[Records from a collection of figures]
* begin *
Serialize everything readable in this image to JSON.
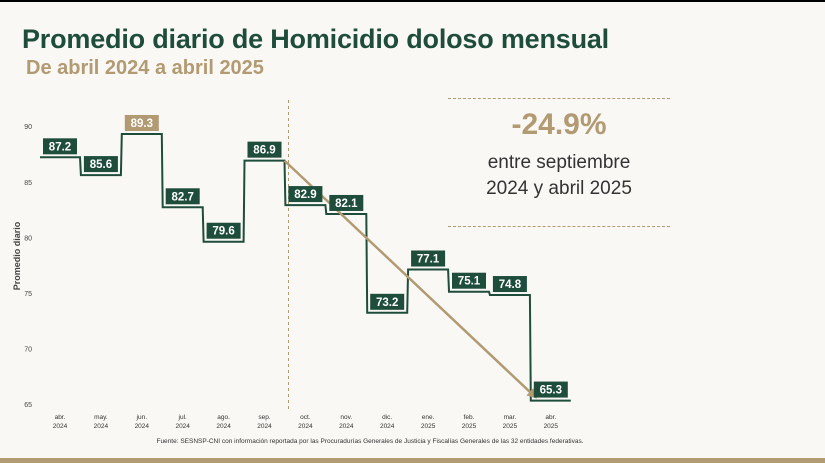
{
  "title": "Promedio diario de Homicidio doloso mensual",
  "subtitle": "De abril 2024 a abril 2025",
  "callout": {
    "percent": "-24.9%",
    "text_line1": "entre septiembre",
    "text_line2": "2024 y abril 2025"
  },
  "source": "Fuente: SESNSP-CNI con información reportada por las Procuradurías Generales de Justicia y Fiscalías Generales de las 32 entidades federativas.",
  "colors": {
    "series": "#1f4d3c",
    "highlight": "#b29a73",
    "trend_arrow": "#b29a73"
  },
  "chart_data": {
    "type": "line",
    "step": true,
    "categories": [
      [
        "abr.",
        "2024"
      ],
      [
        "may.",
        "2024"
      ],
      [
        "jun.",
        "2024"
      ],
      [
        "jul.",
        "2024"
      ],
      [
        "ago.",
        "2024"
      ],
      [
        "sep.",
        "2024"
      ],
      [
        "oct.",
        "2024"
      ],
      [
        "nov.",
        "2024"
      ],
      [
        "dic.",
        "2024"
      ],
      [
        "ene.",
        "2025"
      ],
      [
        "feb.",
        "2025"
      ],
      [
        "mar.",
        "2025"
      ],
      [
        "abr.",
        "2025"
      ]
    ],
    "values": [
      87.2,
      85.6,
      89.3,
      82.7,
      79.6,
      86.9,
      82.9,
      82.1,
      73.2,
      77.1,
      75.1,
      74.8,
      65.3
    ],
    "labels": [
      "87.2",
      "85.6",
      "89.3",
      "82.7",
      "79.6",
      "86.9",
      "82.9",
      "82.1",
      "73.2",
      "77.1",
      "75.1",
      "74.8",
      "65.3"
    ],
    "highlight_index": 2,
    "ylabel": "Promedio diario",
    "ylim": [
      64,
      92
    ],
    "yticks": [
      65,
      70,
      75,
      80,
      85,
      90
    ],
    "grid": false,
    "divider_after": "sep. 2024",
    "trend_arrow": {
      "from": "sep. 2024",
      "to": "abr. 2025"
    }
  }
}
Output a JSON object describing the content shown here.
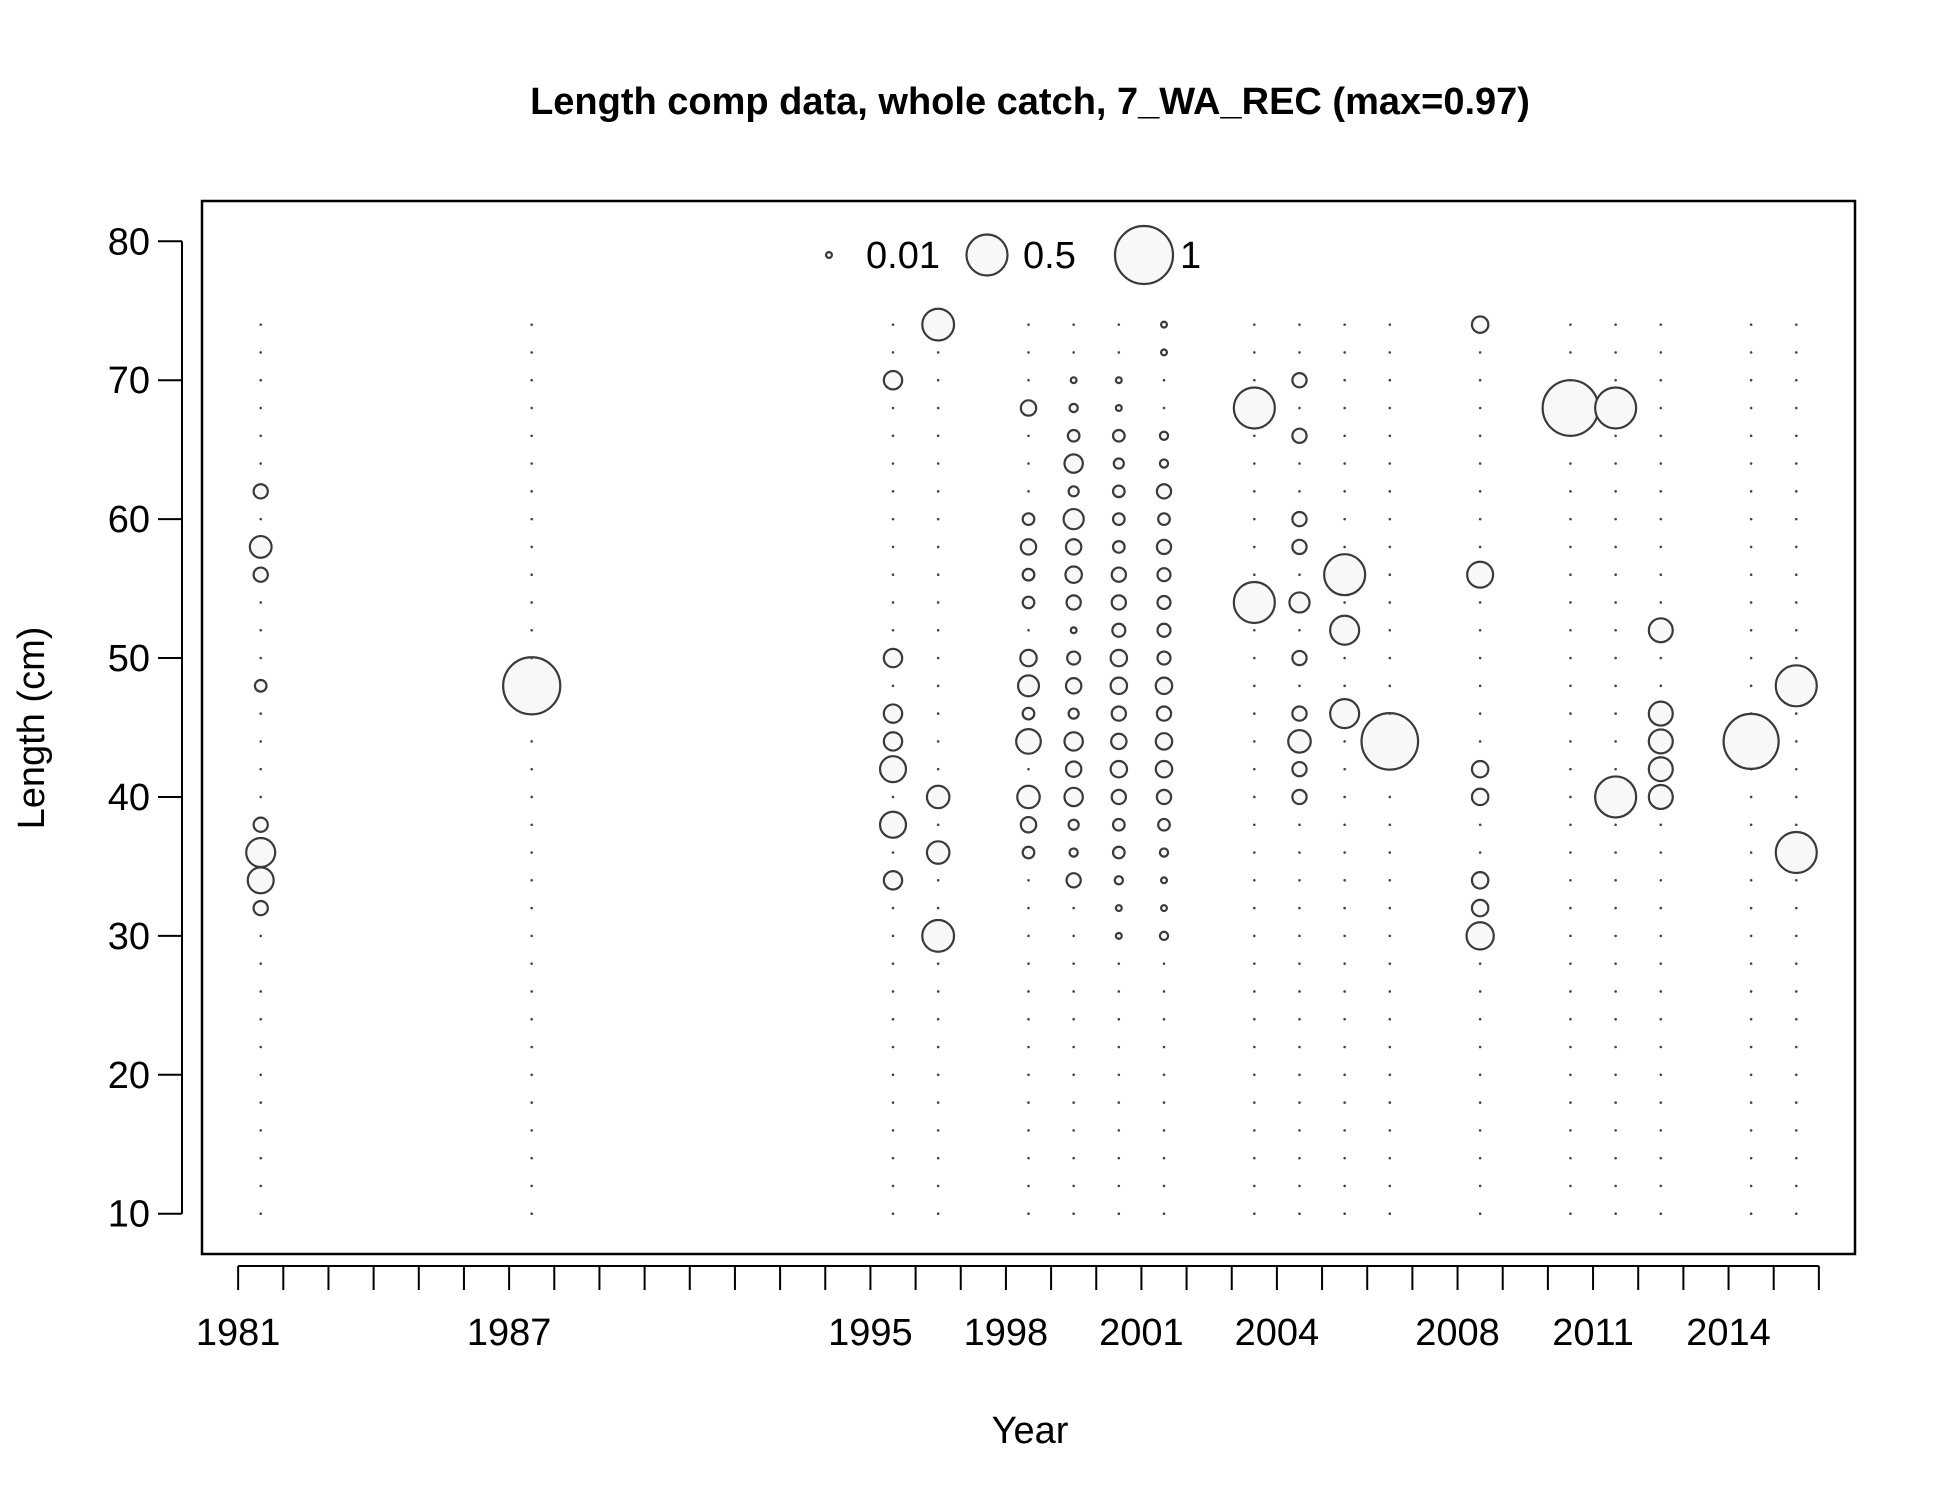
* end *
EXERCISE: Pictures in the data above should not be copied; transcribe everything else exactly.

PROBLEM SOLUTION:
Serialize everything readable in this image to JSON.
{
  "title": "Promedio diario de Homicidio doloso mensual",
  "subtitle": "De abril 2024 a abril 2025",
  "callout": {
    "percent": "-24.9%",
    "text_line1": "entre septiembre",
    "text_line2": "2024 y abril 2025"
  },
  "source": "Fuente: SESNSP-CNI con información reportada por las Procuradurías Generales de Justicia y Fiscalías Generales de las 32 entidades federativas.",
  "colors": {
    "series": "#1f4d3c",
    "highlight": "#b29a73",
    "trend_arrow": "#b29a73"
  },
  "chart_data": {
    "type": "line",
    "step": true,
    "categories": [
      [
        "abr.",
        "2024"
      ],
      [
        "may.",
        "2024"
      ],
      [
        "jun.",
        "2024"
      ],
      [
        "jul.",
        "2024"
      ],
      [
        "ago.",
        "2024"
      ],
      [
        "sep.",
        "2024"
      ],
      [
        "oct.",
        "2024"
      ],
      [
        "nov.",
        "2024"
      ],
      [
        "dic.",
        "2024"
      ],
      [
        "ene.",
        "2025"
      ],
      [
        "feb.",
        "2025"
      ],
      [
        "mar.",
        "2025"
      ],
      [
        "abr.",
        "2025"
      ]
    ],
    "values": [
      87.2,
      85.6,
      89.3,
      82.7,
      79.6,
      86.9,
      82.9,
      82.1,
      73.2,
      77.1,
      75.1,
      74.8,
      65.3
    ],
    "labels": [
      "87.2",
      "85.6",
      "89.3",
      "82.7",
      "79.6",
      "86.9",
      "82.9",
      "82.1",
      "73.2",
      "77.1",
      "75.1",
      "74.8",
      "65.3"
    ],
    "highlight_index": 2,
    "ylabel": "Promedio diario",
    "ylim": [
      64,
      92
    ],
    "yticks": [
      65,
      70,
      75,
      80,
      85,
      90
    ],
    "grid": false,
    "divider_after": "sep. 2024",
    "trend_arrow": {
      "from": "sep. 2024",
      "to": "abr. 2025"
    }
  }
}
Output a JSON object describing the content shown here.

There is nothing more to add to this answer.